■ **EXERCISE INSTRUCTIONS**
Starting at the line that holds "Type out the text in this image.", quote every line through the end of the records, both boundary lines included. Omit the pictures.

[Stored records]
++++++++++
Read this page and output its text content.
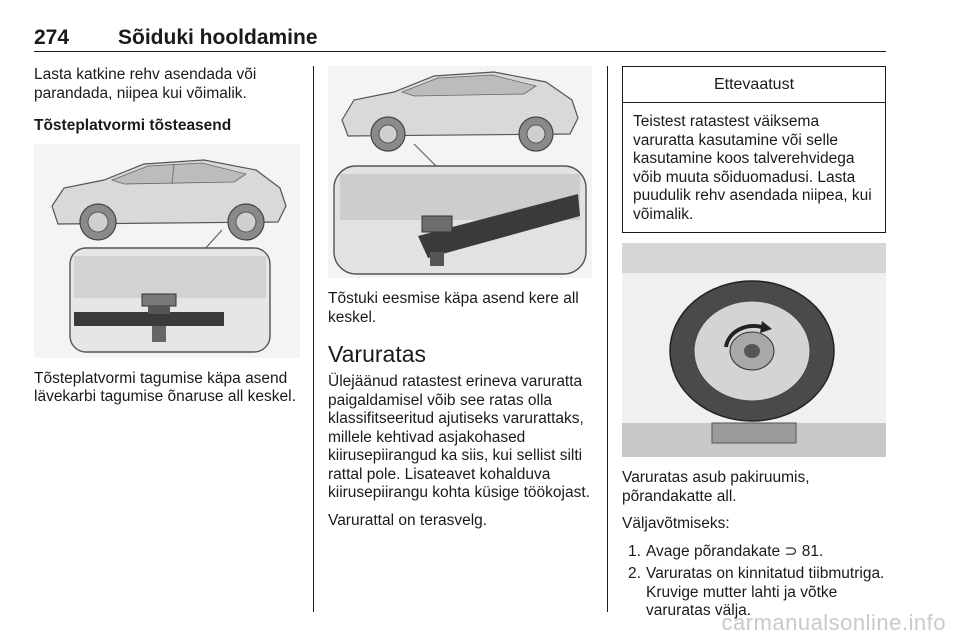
274 Sõiduki hooldamine

Lasta katkine rehv asendada või parandada, niipea kui võimalik.

Tõsteplatvormi tõsteasend

Tõsteplatvormi tagumise käpa asend lävekarbi tagumise õnaruse all keskel.

Tõstuki eesmise käpa asend kere all keskel.

Varuratas

Ülejäänud ratastest erineva varuratta paigaldamisel võib see ratas olla klassifitseeritud ajutiseks varurattaks, millele kehtivad asjakohased kiirusepiirangud ka siis, kui sellist silti rattal pole. Lisateavet kohalduva kiirusepiirangu kohta küsige töökojast.

Varurattal on terasvelg.

Ettevaatust
Teistest ratastest väiksema varuratta kasutamine või selle kasutamine koos talverehvidega võib muuta sõiduomadusi. Lasta puudulik rehv asendada niipea, kui võimalik.

Varuratas asub pakiruumis, põrandakatte all.

Väljavõtmiseks:

1. Avage põrandakate ⊃ 81.
2. Varuratas on kinnitatud tiibmutriga. Kruvige mutter lahti ja võtke varuratas välja.
carmanualsonline.info
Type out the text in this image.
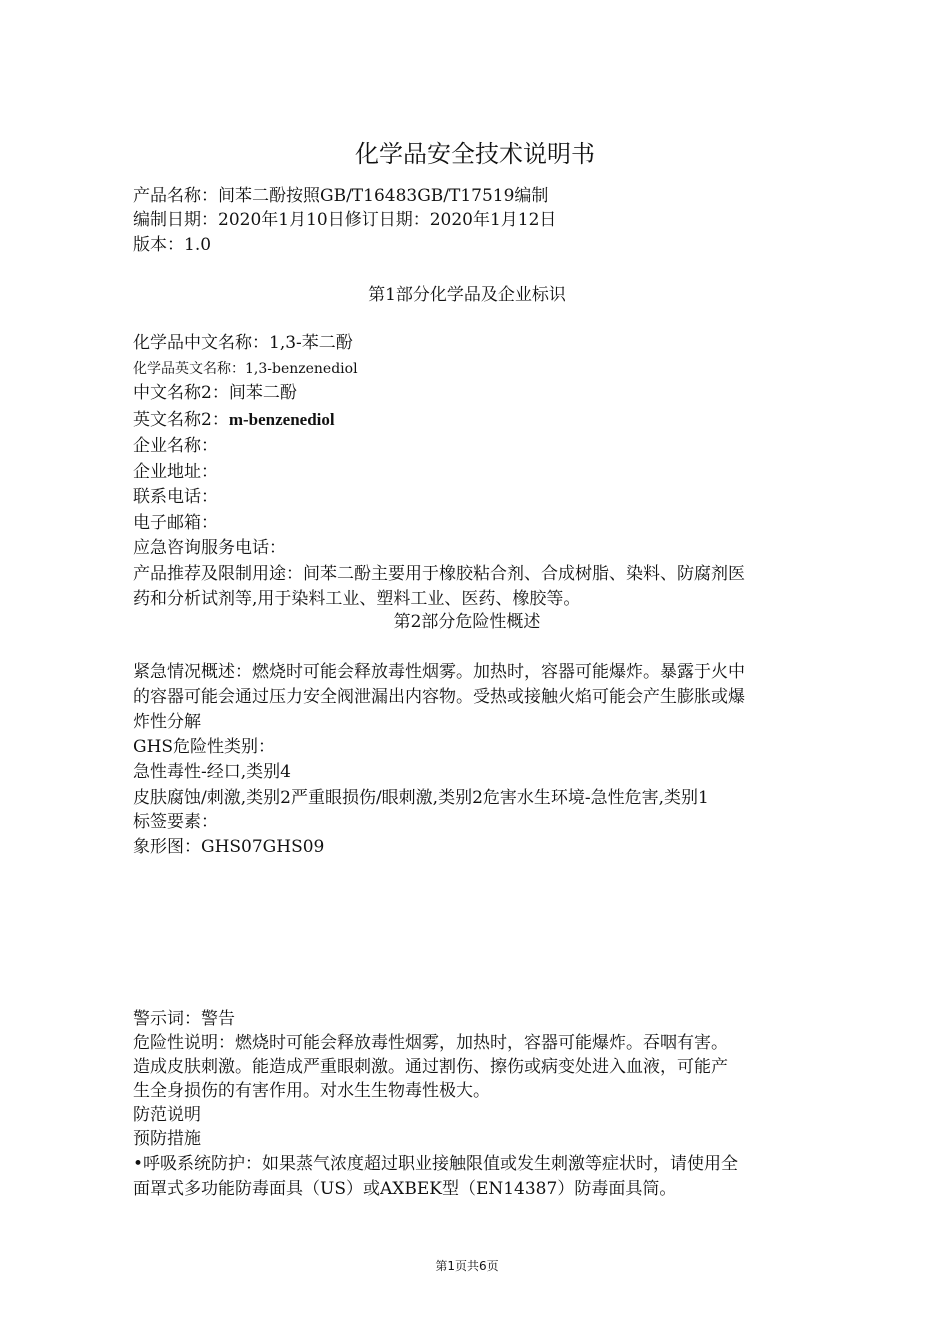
化学品安全技术说明书
产品名称：间苯二酚按照GB/T16483GB/T17519编制
编制日期：2020年1月10日修订日期：2020年1月12日
版本：1.0
第1部分化学品及企业标识
化学品中文名称：1,3-苯二酚
化学品英文名称：1,3-benzenediol
中文名称2：间苯二酚
英文名称2：m-benzenediol
企业名称：
企业地址：
联系电话：
电子邮箱：
应急咨询服务电话：
产品推荐及限制用途：间苯二酚主要用于橡胶粘合剂、合成树脂、染料、防腐剂医
药和分析试剂等,用于染料工业、塑料工业、医药、橡胶等。
第2部分危险性概述
紧急情况概述：燃烧时可能会释放毒性烟雾。加热时，容器可能爆炸。暴露于火中
的容器可能会通过压力安全阀泄漏出内容物。受热或接触火焰可能会产生膨胀或爆
炸性分解
GHS危险性类别：
急性毒性-经口,类别4
皮肤腐蚀/刺激,类别2严重眼损伤/眼刺激,类别2危害水生环境-急性危害,类别1
标签要素：
象形图：GHS07GHS09
警示词：警告
危险性说明：燃烧时可能会释放毒性烟雾，加热时，容器可能爆炸。吞咽有害。
造成皮肤刺激。能造成严重眼刺激。通过割伤、擦伤或病变处进入血液，可能产
生全身损伤的有害作用。对水生生物毒性极大。
防范说明
预防措施
•呼吸系统防护：如果蒸气浓度超过职业接触限值或发生刺激等症状时，请使用全
面罩式多功能防毒面具（US）或AXBEK型（EN14387）防毒面具筒。
第1页共6页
++++++++++
■ **FULL RESPONSE**
Type out the text in this image.
化学品安全技术说明书
产品名称：间苯二酚按照GB/T16483GB/T17519编制
编制日期：2020年1月10日修订日期：2020年1月12日
版本：1.0
第1部分化学品及企业标识
化学品中文名称：1,3-苯二酚
化学品英文名称：1,3-benzenediol
中文名称2：间苯二酚
英文名称2：m-benzenediol
企业名称：
企业地址：
联系电话：
电子邮箱：
应急咨询服务电话：
产品推荐及限制用途：间苯二酚主要用于橡胶粘合剂、合成树脂、染料、防腐剂医
药和分析试剂等,用于染料工业、塑料工业、医药、橡胶等。
第2部分危险性概述
紧急情况概述：燃烧时可能会释放毒性烟雾。加热时，容器可能爆炸。暴露于火中
的容器可能会通过压力安全阀泄漏出内容物。受热或接触火焰可能会产生膨胀或爆
炸性分解
GHS危险性类别：
急性毒性-经口,类别4
皮肤腐蚀/刺激,类别2严重眼损伤/眼刺激,类别2危害水生环境-急性危害,类别1
标签要素：
象形图：GHS07GHS09
警示词：警告
危险性说明：燃烧时可能会释放毒性烟雾，加热时，容器可能爆炸。吞咽有害。
造成皮肤刺激。能造成严重眼刺激。通过割伤、擦伤或病变处进入血液，可能产
生全身损伤的有害作用。对水生生物毒性极大。
防范说明
预防措施
•呼吸系统防护：如果蒸气浓度超过职业接触限值或发生刺激等症状时，请使用全
面罩式多功能防毒面具（US）或AXBEK型（EN14387）防毒面具筒。
第1页共6页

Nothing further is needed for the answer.